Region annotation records
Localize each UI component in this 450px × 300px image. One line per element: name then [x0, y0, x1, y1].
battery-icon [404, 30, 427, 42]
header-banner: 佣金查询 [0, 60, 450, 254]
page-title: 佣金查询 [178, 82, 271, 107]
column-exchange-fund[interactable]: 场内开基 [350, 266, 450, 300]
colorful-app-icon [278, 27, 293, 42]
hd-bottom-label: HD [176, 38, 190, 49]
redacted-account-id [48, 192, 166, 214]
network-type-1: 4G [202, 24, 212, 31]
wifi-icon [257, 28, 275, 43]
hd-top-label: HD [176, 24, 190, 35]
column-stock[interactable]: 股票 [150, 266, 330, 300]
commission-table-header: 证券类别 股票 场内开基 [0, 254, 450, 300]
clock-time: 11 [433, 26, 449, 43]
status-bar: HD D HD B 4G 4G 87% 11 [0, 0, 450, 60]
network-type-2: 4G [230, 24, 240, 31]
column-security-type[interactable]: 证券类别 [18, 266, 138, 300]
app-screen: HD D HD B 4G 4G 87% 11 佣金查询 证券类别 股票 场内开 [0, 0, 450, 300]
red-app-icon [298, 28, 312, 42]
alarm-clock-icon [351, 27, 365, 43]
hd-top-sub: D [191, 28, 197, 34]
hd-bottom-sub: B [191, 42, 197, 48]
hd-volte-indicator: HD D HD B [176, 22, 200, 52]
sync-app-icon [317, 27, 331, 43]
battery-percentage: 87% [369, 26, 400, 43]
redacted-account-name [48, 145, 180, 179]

...

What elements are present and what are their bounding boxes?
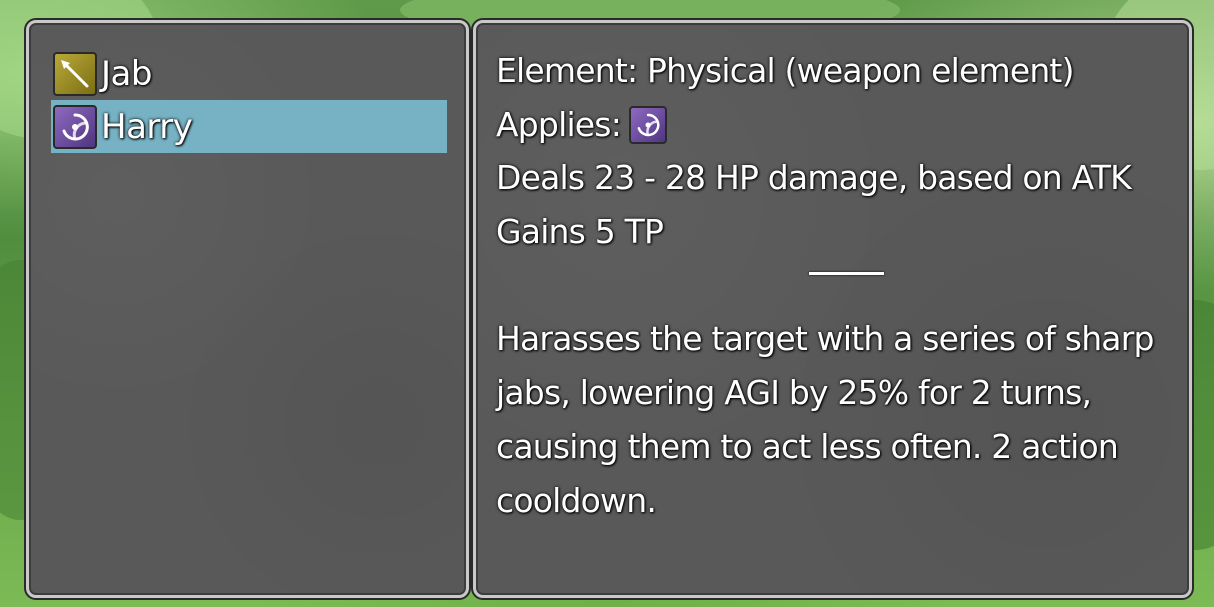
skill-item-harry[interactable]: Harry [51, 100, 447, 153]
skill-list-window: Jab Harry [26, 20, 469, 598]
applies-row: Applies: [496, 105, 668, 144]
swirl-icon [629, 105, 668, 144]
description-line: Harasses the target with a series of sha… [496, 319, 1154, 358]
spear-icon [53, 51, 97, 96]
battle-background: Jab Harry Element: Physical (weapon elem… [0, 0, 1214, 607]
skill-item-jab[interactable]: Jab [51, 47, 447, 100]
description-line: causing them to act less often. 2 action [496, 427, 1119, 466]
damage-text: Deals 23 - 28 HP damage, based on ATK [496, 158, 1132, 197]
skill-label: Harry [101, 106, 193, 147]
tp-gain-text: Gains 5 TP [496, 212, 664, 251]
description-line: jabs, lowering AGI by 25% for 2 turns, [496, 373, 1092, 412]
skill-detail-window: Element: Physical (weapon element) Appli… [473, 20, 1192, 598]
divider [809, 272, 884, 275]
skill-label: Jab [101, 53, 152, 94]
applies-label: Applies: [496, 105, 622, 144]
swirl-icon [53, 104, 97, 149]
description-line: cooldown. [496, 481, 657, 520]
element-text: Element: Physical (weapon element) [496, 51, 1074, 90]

• **Aim of the task**
Duplicate the stretch of data from the line containing "Localize each UI" through the line containing "redacted-account-name [48, 145, 180, 179]", both included.

• **Output**
Localize each UI component in this 450px × 300px image. One line per element: name then [x0, y0, x1, y1].
battery-icon [404, 30, 427, 42]
header-banner: 佣金查询 [0, 60, 450, 254]
page-title: 佣金查询 [178, 82, 271, 107]
column-exchange-fund[interactable]: 场内开基 [350, 266, 450, 300]
colorful-app-icon [278, 27, 293, 42]
hd-bottom-label: HD [176, 38, 190, 49]
redacted-account-id [48, 192, 166, 214]
network-type-1: 4G [202, 24, 212, 31]
wifi-icon [257, 28, 275, 43]
hd-top-label: HD [176, 24, 190, 35]
column-stock[interactable]: 股票 [150, 266, 330, 300]
commission-table-header: 证券类别 股票 场内开基 [0, 254, 450, 300]
clock-time: 11 [433, 26, 449, 43]
status-bar: HD D HD B 4G 4G 87% 11 [0, 0, 450, 60]
network-type-2: 4G [230, 24, 240, 31]
column-security-type[interactable]: 证券类别 [18, 266, 138, 300]
app-screen: HD D HD B 4G 4G 87% 11 佣金查询 证券类别 股票 场内开 [0, 0, 450, 300]
red-app-icon [298, 28, 312, 42]
alarm-clock-icon [351, 27, 365, 43]
hd-top-sub: D [191, 28, 197, 34]
hd-bottom-sub: B [191, 42, 197, 48]
hd-volte-indicator: HD D HD B [176, 22, 200, 52]
sync-app-icon [317, 27, 331, 43]
battery-percentage: 87% [369, 26, 400, 43]
redacted-account-name [48, 145, 180, 179]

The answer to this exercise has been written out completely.